Supermines Add to Supply Glut of Metals

By John W. Miller at The Wall Street Journal

CERRO VERDE, Peru—In this volcanic desert, a dusty moonscape patrolled by bats, snakes and guanacos, America’s biggest miner is piling on to the new force in industrial resources: supermines. It’s a strategy that could be driving miners into the ground.

Freeport-McMoRan Inc. is completing a yearslong $4.6 billion expansion that will triple production at its Cerro Verde copper mine, turning a once-tiny, unprofitable state mine into one of the world’s top five copper producers.

As Cerro Verde’s towering concrete concentrators grind out copper to be made into pipes and wires in Asia, it will add to production coming from newly built giant mines around the world, in a wave of supply that is compounding the woes of the depressed mining sector.

Slowing growth in China and other emerging markets has dragged metals prices into a deep downturn, just a few years after mining companies and their investors bet billions on a so-called supercycle, the seemingly never-ending growth in demand for commodities.

Back then, miners awash in cheap money set out to build the biggest mines in history, extracting iron ore in Australia, Brazil and West Africa, and copper from Chile, Peru, Indonesia, Arizona, Mongolia and the Democratic Republic of Congo. They also expanded production of minerals such as zinc, nickel and bauxite, which is mined to make aluminum.

COLLECTED DATA
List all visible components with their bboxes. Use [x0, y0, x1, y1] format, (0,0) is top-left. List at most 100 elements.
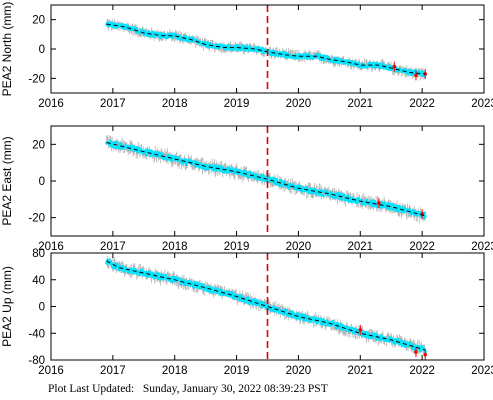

DIRECTION 1
In the supermines article, which places are named as sources of copper extraction?
DIRECTION 2
From the supermines article, return the text starting with "Slowing growth in" and going on through "to make aluminum.".
DIRECTION 3
According to the supermines article, what has pushed metals prices into a deep downturn?

TASK RESPONSE 1
Chile, Peru, Indonesia, Arizona, Mongolia, the Democratic Republic of Congo

TASK RESPONSE 2
Slowing growth in China and other emerging markets has dragged metals prices into a deep downturn, just a few years after mining companies and their investors bet billions on a so-called supercycle, the seemingly never-ending growth in demand for commodities.

Back then, miners awash in cheap money set out to build the biggest mines in history, extracting iron ore in Australia, Brazil and West Africa, and copper from Chile, Peru, Indonesia, Arizona, Mongolia and the Democratic Republic of Congo. They also expanded production of minerals such as zinc, nickel and bauxite, which is mined to make aluminum.

TASK RESPONSE 3
Slowing growth in China and other emerging markets has dragged metals prices into a deep downturn. This came only a few years after mining companies and their investors bet billions on a so-called supercycle of ever-growing demand for commodities.